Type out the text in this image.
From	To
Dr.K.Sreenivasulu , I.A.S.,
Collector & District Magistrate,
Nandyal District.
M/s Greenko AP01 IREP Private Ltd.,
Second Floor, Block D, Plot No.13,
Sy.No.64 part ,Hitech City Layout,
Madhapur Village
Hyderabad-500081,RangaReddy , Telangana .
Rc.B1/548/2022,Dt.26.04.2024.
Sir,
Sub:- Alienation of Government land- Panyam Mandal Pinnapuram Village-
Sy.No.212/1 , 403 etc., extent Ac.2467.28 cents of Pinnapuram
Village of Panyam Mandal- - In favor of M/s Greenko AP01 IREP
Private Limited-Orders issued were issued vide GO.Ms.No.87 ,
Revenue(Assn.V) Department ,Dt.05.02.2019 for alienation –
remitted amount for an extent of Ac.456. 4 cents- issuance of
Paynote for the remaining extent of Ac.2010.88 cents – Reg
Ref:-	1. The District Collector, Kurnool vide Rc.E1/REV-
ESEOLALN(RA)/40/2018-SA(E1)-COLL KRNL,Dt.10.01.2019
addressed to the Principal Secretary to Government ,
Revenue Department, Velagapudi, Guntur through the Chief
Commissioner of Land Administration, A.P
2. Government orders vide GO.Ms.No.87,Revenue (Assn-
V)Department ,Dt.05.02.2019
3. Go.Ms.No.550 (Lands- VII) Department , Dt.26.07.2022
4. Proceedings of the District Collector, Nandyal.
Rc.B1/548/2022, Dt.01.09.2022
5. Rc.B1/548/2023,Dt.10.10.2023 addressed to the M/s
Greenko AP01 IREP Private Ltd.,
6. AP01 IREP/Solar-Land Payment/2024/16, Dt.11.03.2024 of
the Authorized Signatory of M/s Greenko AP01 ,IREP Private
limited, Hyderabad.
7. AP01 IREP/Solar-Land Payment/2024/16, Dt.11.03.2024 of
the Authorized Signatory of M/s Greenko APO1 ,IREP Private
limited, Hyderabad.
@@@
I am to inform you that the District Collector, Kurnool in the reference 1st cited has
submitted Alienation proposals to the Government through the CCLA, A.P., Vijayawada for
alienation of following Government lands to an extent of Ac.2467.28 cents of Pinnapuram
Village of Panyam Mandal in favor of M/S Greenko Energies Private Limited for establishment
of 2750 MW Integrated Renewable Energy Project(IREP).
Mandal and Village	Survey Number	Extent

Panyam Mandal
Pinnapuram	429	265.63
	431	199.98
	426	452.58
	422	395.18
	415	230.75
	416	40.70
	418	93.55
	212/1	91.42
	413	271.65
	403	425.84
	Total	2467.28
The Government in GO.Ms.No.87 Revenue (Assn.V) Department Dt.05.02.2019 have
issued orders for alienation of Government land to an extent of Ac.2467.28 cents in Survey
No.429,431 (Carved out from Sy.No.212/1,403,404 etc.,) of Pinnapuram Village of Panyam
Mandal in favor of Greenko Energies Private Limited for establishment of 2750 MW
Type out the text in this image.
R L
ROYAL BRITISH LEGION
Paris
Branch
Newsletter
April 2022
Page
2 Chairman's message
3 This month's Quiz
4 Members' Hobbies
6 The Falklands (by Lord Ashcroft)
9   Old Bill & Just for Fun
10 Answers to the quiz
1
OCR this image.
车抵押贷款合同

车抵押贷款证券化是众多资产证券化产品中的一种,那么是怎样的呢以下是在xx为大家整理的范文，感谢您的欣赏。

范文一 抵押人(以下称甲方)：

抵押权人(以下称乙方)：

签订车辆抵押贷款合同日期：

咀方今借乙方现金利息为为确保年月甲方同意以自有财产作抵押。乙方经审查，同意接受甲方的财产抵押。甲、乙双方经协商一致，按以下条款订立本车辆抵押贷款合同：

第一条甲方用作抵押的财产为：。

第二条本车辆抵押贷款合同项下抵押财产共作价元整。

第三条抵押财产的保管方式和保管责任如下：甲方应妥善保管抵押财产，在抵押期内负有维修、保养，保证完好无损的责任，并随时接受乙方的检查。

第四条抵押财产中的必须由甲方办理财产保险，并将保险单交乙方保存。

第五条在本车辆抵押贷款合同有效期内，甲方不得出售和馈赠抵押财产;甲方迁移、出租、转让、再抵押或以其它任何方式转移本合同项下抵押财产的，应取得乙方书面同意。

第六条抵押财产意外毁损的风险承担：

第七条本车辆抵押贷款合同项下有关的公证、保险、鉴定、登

Task details:
Exactly repeat the lines from the line that contains "OCR this image." to the end of the entries, both included, and leave out all other lines.

Finished task:
OCR this image.
车抵押贷款合同

车抵押贷款证券化是众多资产证券化产品中的一种,那么是怎样的呢以下是在xx为大家整理的范文，感谢您的欣赏。

范文一 抵押人(以下称甲方)：

抵押权人(以下称乙方)：

签订车辆抵押贷款合同日期：

咀方今借乙方现金利息为为确保年月甲方同意以自有财产作抵押。乙方经审查，同意接受甲方的财产抵押。甲、乙双方经协商一致，按以下条款订立本车辆抵押贷款合同：

第一条甲方用作抵押的财产为：。

第二条本车辆抵押贷款合同项下抵押财产共作价元整。

第三条抵押财产的保管方式和保管责任如下：甲方应妥善保管抵押财产，在抵押期内负有维修、保养，保证完好无损的责任，并随时接受乙方的检查。

第四条抵押财产中的必须由甲方办理财产保险，并将保险单交乙方保存。

第五条在本车辆抵押贷款合同有效期内，甲方不得出售和馈赠抵押财产;甲方迁移、出租、转让、再抵押或以其它任何方式转移本合同项下抵押财产的，应取得乙方书面同意。

第六条抵押财产意外毁损的风险承担：

第七条本车辆抵押贷款合同项下有关的公证、保险、鉴定、登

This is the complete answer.